Dataset entries
• • • • •
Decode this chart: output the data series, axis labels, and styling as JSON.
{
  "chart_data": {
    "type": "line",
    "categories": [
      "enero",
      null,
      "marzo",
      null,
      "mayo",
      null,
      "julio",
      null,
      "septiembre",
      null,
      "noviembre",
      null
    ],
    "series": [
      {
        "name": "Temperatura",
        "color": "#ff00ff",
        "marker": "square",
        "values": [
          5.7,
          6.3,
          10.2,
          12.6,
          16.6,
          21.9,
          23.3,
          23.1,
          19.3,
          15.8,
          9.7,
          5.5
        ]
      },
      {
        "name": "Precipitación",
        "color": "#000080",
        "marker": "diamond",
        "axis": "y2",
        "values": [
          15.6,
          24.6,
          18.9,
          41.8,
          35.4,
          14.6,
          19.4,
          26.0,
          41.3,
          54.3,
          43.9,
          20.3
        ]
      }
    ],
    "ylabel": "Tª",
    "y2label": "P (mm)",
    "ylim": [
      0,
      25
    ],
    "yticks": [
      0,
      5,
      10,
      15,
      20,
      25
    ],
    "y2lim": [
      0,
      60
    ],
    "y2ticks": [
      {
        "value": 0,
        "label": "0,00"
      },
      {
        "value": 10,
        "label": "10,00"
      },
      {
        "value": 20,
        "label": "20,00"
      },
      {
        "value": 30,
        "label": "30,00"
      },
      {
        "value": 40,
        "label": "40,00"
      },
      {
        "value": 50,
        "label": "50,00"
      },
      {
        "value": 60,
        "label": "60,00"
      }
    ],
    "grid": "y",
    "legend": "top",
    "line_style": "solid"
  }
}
• • • • •
▶ _What to work on_
Repeat all of the records above exactly as written.

▶ _Output_
Decode this chart: output the data series, axis labels, and styling as JSON.
{
  "chart_data": {
    "type": "line",
    "categories": [
      "enero",
      null,
      "marzo",
      null,
      "mayo",
      null,
      "julio",
      null,
      "septiembre",
      null,
      "noviembre",
      null
    ],
    "series": [
      {
        "name": "Temperatura",
        "color": "#ff00ff",
        "marker": "square",
        "values": [
          5.7,
          6.3,
          10.2,
          12.6,
          16.6,
          21.9,
          23.3,
          23.1,
          19.3,
          15.8,
          9.7,
          5.5
        ]
      },
      {
        "name": "Precipitación",
        "color": "#000080",
        "marker": "diamond",
        "axis": "y2",
        "values": [
          15.6,
          24.6,
          18.9,
          41.8,
          35.4,
          14.6,
          19.4,
          26.0,
          41.3,
          54.3,
          43.9,
          20.3
        ]
      }
    ],
    "ylabel": "Tª",
    "y2label": "P (mm)",
    "ylim": [
      0,
      25
    ],
    "yticks": [
      0,
      5,
      10,
      15,
      20,
      25
    ],
    "y2lim": [
      0,
      60
    ],
    "y2ticks": [
      {
        "value": 0,
        "label": "0,00"
      },
      {
        "value": 10,
        "label": "10,00"
      },
      {
        "value": 20,
        "label": "20,00"
      },
      {
        "value": 30,
        "label": "30,00"
      },
      {
        "value": 40,
        "label": "40,00"
      },
      {
        "value": 50,
        "label": "50,00"
      },
      {
        "value": 60,
        "label": "60,00"
      }
    ],
    "grid": "y",
    "legend": "top",
    "line_style": "solid"
  }
}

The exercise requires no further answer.